[Stored data entries]

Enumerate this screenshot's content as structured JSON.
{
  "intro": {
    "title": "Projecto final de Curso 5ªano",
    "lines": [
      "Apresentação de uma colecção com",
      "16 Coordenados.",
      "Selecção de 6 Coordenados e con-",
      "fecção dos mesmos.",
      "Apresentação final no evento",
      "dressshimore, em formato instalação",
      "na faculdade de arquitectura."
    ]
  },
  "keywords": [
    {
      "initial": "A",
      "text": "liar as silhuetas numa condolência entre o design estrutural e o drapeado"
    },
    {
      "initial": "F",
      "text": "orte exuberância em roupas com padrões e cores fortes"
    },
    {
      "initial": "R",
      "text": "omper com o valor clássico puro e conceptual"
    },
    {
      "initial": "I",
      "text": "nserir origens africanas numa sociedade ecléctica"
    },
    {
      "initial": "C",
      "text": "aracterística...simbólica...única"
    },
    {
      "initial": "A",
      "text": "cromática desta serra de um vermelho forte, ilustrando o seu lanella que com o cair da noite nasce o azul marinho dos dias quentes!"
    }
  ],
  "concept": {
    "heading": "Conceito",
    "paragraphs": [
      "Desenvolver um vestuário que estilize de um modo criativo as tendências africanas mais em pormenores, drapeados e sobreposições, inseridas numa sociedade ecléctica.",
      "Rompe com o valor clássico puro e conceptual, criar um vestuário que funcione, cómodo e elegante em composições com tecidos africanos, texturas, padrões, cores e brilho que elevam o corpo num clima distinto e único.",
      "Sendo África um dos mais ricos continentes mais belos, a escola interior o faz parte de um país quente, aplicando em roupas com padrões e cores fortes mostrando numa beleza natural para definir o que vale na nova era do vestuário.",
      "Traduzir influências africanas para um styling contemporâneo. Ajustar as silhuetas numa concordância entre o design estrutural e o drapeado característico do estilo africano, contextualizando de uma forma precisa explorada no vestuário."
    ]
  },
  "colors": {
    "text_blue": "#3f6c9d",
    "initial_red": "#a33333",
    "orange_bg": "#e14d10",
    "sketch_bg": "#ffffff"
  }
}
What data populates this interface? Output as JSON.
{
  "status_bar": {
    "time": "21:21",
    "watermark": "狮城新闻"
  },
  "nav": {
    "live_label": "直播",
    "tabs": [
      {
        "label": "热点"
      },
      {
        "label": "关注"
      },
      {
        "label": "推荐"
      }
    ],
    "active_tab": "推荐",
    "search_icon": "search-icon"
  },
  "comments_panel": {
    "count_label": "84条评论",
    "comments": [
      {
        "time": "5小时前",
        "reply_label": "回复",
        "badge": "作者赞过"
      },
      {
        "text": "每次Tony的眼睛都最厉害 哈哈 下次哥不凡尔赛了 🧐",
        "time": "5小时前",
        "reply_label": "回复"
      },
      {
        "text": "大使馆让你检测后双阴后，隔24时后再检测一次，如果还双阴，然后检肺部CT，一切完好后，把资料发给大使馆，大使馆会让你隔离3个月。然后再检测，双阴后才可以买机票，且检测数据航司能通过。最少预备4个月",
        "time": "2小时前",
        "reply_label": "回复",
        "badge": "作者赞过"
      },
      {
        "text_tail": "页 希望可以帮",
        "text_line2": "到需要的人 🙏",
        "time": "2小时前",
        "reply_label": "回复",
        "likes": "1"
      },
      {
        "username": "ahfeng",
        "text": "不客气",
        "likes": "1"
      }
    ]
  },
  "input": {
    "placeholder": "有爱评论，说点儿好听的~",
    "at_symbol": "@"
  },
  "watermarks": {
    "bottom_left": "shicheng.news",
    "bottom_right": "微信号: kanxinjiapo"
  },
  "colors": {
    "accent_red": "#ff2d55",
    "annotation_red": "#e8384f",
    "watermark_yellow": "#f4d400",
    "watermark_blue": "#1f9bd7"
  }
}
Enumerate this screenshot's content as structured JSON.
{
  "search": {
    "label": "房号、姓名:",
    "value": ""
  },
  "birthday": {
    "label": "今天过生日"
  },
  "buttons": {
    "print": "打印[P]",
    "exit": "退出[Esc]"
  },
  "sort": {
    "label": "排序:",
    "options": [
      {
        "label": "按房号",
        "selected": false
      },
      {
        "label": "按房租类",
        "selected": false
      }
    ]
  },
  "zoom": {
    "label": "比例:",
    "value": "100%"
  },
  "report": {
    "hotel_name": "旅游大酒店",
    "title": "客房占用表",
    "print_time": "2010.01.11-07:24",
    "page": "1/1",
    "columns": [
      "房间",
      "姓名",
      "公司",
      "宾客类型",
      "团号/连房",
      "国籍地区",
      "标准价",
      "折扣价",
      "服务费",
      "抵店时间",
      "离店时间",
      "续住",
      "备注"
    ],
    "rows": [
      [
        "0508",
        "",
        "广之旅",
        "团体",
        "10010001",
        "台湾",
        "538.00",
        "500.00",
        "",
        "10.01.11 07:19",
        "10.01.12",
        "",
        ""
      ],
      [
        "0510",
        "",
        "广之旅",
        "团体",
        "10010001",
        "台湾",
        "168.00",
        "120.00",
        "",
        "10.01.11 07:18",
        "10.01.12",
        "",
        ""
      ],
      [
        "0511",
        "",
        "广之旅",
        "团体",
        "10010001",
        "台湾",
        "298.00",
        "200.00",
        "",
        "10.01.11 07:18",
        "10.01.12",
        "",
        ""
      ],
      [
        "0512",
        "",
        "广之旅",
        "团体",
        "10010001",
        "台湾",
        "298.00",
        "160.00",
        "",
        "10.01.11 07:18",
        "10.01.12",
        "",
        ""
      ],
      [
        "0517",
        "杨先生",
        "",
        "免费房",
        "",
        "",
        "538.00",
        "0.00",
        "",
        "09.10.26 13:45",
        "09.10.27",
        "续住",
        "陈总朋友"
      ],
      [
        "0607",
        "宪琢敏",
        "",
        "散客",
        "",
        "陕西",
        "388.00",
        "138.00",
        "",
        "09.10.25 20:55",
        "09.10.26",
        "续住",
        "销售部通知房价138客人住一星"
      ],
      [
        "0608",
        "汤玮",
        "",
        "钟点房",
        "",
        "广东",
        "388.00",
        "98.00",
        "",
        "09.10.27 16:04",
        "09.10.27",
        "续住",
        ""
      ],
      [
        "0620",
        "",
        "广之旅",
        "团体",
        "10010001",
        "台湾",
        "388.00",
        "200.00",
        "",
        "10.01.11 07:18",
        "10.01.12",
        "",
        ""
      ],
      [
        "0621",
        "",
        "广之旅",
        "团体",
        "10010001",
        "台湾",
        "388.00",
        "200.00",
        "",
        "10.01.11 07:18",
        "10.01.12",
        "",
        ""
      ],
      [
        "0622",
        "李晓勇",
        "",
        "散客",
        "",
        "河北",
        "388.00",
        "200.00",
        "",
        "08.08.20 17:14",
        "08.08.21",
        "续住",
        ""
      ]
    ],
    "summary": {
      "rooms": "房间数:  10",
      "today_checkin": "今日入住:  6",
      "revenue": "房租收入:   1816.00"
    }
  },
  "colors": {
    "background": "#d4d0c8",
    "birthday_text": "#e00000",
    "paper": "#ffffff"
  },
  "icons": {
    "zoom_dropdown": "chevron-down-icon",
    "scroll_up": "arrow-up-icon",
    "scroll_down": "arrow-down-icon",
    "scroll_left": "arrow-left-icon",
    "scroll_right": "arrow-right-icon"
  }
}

Exercise prompt:
Emit the records above again, exactly, with no line skipped.

Final answer:
Enumerate this screenshot's content as structured JSON.
{
  "intro": {
    "title": "Projecto final de Curso 5ªano",
    "lines": [
      "Apresentação de uma colecção com",
      "16 Coordenados.",
      "Selecção de 6 Coordenados e con-",
      "fecção dos mesmos.",
      "Apresentação final no evento",
      "dressshimore, em formato instalação",
      "na faculdade de arquitectura."
    ]
  },
  "keywords": [
    {
      "initial": "A",
      "text": "liar as silhuetas numa condolência entre o design estrutural e o drapeado"
    },
    {
      "initial": "F",
      "text": "orte exuberância em roupas com padrões e cores fortes"
    },
    {
      "initial": "R",
      "text": "omper com o valor clássico puro e conceptual"
    },
    {
      "initial": "I",
      "text": "nserir origens africanas numa sociedade ecléctica"
    },
    {
      "initial": "C",
      "text": "aracterística...simbólica...única"
    },
    {
      "initial": "A",
      "text": "cromática desta serra de um vermelho forte, ilustrando o seu lanella que com o cair da noite nasce o azul marinho dos dias quentes!"
    }
  ],
  "concept": {
    "heading": "Conceito",
    "paragraphs": [
      "Desenvolver um vestuário que estilize de um modo criativo as tendências africanas mais em pormenores, drapeados e sobreposições, inseridas numa sociedade ecléctica.",
      "Rompe com o valor clássico puro e conceptual, criar um vestuário que funcione, cómodo e elegante em composições com tecidos africanos, texturas, padrões, cores e brilho que elevam o corpo num clima distinto e único.",
      "Sendo África um dos mais ricos continentes mais belos, a escola interior o faz parte de um país quente, aplicando em roupas com padrões e cores fortes mostrando numa beleza natural para definir o que vale na nova era do vestuário.",
      "Traduzir influências africanas para um styling contemporâneo. Ajustar as silhuetas numa concordância entre o design estrutural e o drapeado característico do estilo africano, contextualizando de uma forma precisa explorada no vestuário."
    ]
  },
  "colors": {
    "text_blue": "#3f6c9d",
    "initial_red": "#a33333",
    "orange_bg": "#e14d10",
    "sketch_bg": "#ffffff"
  }
}
What data populates this interface? Output as JSON.
{
  "status_bar": {
    "time": "21:21",
    "watermark": "狮城新闻"
  },
  "nav": {
    "live_label": "直播",
    "tabs": [
      {
        "label": "热点"
      },
      {
        "label": "关注"
      },
      {
        "label": "推荐"
      }
    ],
    "active_tab": "推荐",
    "search_icon": "search-icon"
  },
  "comments_panel": {
    "count_label": "84条评论",
    "comments": [
      {
        "time": "5小时前",
        "reply_label": "回复",
        "badge": "作者赞过"
      },
      {
        "text": "每次Tony的眼睛都最厉害 哈哈 下次哥不凡尔赛了 🧐",
        "time": "5小时前",
        "reply_label": "回复"
      },
      {
        "text": "大使馆让你检测后双阴后，隔24时后再检测一次，如果还双阴，然后检肺部CT，一切完好后，把资料发给大使馆，大使馆会让你隔离3个月。然后再检测，双阴后才可以买机票，且检测数据航司能通过。最少预备4个月",
        "time": "2小时前",
        "reply_label": "回复",
        "badge": "作者赞过"
      },
      {
        "text_tail": "页 希望可以帮",
        "text_line2": "到需要的人 🙏",
        "time": "2小时前",
        "reply_label": "回复",
        "likes": "1"
      },
      {
        "username": "ahfeng",
        "text": "不客气",
        "likes": "1"
      }
    ]
  },
  "input": {
    "placeholder": "有爱评论，说点儿好听的~",
    "at_symbol": "@"
  },
  "watermarks": {
    "bottom_left": "shicheng.news",
    "bottom_right": "微信号: kanxinjiapo"
  },
  "colors": {
    "accent_red": "#ff2d55",
    "annotation_red": "#e8384f",
    "watermark_yellow": "#f4d400",
    "watermark_blue": "#1f9bd7"
  }
}
Enumerate this screenshot's content as structured JSON.
{
  "search": {
    "label": "房号、姓名:",
    "value": ""
  },
  "birthday": {
    "label": "今天过生日"
  },
  "buttons": {
    "print": "打印[P]",
    "exit": "退出[Esc]"
  },
  "sort": {
    "label": "排序:",
    "options": [
      {
        "label": "按房号",
        "selected": false
      },
      {
        "label": "按房租类",
        "selected": false
      }
    ]
  },
  "zoom": {
    "label": "比例:",
    "value": "100%"
  },
  "report": {
    "hotel_name": "旅游大酒店",
    "title": "客房占用表",
    "print_time": "2010.01.11-07:24",
    "page": "1/1",
    "columns": [
      "房间",
      "姓名",
      "公司",
      "宾客类型",
      "团号/连房",
      "国籍地区",
      "标准价",
      "折扣价",
      "服务费",
      "抵店时间",
      "离店时间",
      "续住",
      "备注"
    ],
    "rows": [
      [
        "0508",
        "",
        "广之旅",
        "团体",
        "10010001",
        "台湾",
        "538.00",
        "500.00",
        "",
        "10.01.11 07:19",
        "10.01.12",
        "",
        ""
      ],
      [
        "0510",
        "",
        "广之旅",
        "团体",
        "10010001",
        "台湾",
        "168.00",
        "120.00",
        "",
        "10.01.11 07:18",
        "10.01.12",
        "",
        ""
      ],
      [
        "0511",
        "",
        "广之旅",
        "团体",
        "10010001",
        "台湾",
        "298.00",
        "200.00",
        "",
        "10.01.11 07:18",
        "10.01.12",
        "",
        ""
      ],
      [
        "0512",
        "",
        "广之旅",
        "团体",
        "10010001",
        "台湾",
        "298.00",
        "160.00",
        "",
        "10.01.11 07:18",
        "10.01.12",
        "",
        ""
      ],
      [
        "0517",
        "杨先生",
        "",
        "免费房",
        "",
        "",
        "538.00",
        "0.00",
        "",
        "09.10.26 13:45",
        "09.10.27",
        "续住",
        "陈总朋友"
      ],
      [
        "0607",
        "宪琢敏",
        "",
        "散客",
        "",
        "陕西",
        "388.00",
        "138.00",
        "",
        "09.10.25 20:55",
        "09.10.26",
        "续住",
        "销售部通知房价138客人住一星"
      ],
      [
        "0608",
        "汤玮",
        "",
        "钟点房",
        "",
        "广东",
        "388.00",
        "98.00",
        "",
        "09.10.27 16:04",
        "09.10.27",
        "续住",
        ""
      ],
      [
        "0620",
        "",
        "广之旅",
        "团体",
        "10010001",
        "台湾",
        "388.00",
        "200.00",
        "",
        "10.01.11 07:18",
        "10.01.12",
        "",
        ""
      ],
      [
        "0621",
        "",
        "广之旅",
        "团体",
        "10010001",
        "台湾",
        "388.00",
        "200.00",
        "",
        "10.01.11 07:18",
        "10.01.12",
        "",
        ""
      ],
      [
        "0622",
        "李晓勇",
        "",
        "散客",
        "",
        "河北",
        "388.00",
        "200.00",
        "",
        "08.08.20 17:14",
        "08.08.21",
        "续住",
        ""
      ]
    ],
    "summary": {
      "rooms": "房间数:  10",
      "today_checkin": "今日入住:  6",
      "revenue": "房租收入:   1816.00"
    }
  },
  "colors": {
    "background": "#d4d0c8",
    "birthday_text": "#e00000",
    "paper": "#ffffff"
  },
  "icons": {
    "zoom_dropdown": "chevron-down-icon",
    "scroll_up": "arrow-up-icon",
    "scroll_down": "arrow-down-icon",
    "scroll_left": "arrow-left-icon",
    "scroll_right": "arrow-right-icon"
  }
}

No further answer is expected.